▶ **THE DATA**
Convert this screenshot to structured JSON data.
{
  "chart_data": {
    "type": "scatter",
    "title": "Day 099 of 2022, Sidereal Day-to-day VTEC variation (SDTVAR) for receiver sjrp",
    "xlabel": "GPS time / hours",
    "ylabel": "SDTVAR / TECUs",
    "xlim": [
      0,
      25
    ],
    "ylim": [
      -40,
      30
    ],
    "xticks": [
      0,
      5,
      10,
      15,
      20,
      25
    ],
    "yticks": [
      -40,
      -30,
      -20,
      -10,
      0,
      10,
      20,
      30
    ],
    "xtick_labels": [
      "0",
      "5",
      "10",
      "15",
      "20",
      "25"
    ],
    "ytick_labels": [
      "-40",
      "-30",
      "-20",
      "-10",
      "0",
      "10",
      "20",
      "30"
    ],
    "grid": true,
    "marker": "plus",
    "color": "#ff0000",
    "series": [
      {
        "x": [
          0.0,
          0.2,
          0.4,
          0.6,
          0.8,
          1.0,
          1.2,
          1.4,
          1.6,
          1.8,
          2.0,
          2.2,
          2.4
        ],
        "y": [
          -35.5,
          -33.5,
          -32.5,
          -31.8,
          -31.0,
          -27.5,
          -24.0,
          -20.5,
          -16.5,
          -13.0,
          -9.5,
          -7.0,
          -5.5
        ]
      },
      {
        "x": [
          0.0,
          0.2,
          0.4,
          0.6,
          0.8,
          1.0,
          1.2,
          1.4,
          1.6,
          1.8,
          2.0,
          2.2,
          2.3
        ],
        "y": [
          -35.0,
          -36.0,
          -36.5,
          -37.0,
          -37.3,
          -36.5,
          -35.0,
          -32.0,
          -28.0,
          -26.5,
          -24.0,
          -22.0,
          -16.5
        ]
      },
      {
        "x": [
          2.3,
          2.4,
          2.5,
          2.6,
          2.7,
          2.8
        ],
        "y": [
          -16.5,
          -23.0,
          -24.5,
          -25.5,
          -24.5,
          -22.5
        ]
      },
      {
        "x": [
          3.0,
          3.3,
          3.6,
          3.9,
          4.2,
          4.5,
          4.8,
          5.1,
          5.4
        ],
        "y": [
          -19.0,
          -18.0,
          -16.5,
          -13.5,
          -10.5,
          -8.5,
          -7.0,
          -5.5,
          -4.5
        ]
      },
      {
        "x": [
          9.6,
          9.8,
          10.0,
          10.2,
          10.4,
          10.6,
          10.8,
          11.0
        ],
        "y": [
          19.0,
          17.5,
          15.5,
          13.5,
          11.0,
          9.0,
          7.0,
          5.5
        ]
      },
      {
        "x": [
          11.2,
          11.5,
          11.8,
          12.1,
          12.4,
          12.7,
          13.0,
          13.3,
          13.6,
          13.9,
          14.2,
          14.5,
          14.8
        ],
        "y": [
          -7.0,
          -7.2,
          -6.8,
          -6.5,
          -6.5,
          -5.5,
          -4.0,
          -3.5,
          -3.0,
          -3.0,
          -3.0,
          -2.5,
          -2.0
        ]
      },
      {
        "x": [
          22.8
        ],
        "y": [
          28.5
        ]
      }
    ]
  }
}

▶ **YOUR GOAL**
Reproduce every line of the listing above in which the string "SDTVAR" appears.

▶ **WRITTEN ANSWER**
    "title": "Day 099 of 2022, Sidereal Day-to-day VTEC variation (SDTVAR) for receiver sjrp",
    "ylabel": "SDTVAR / TECUs",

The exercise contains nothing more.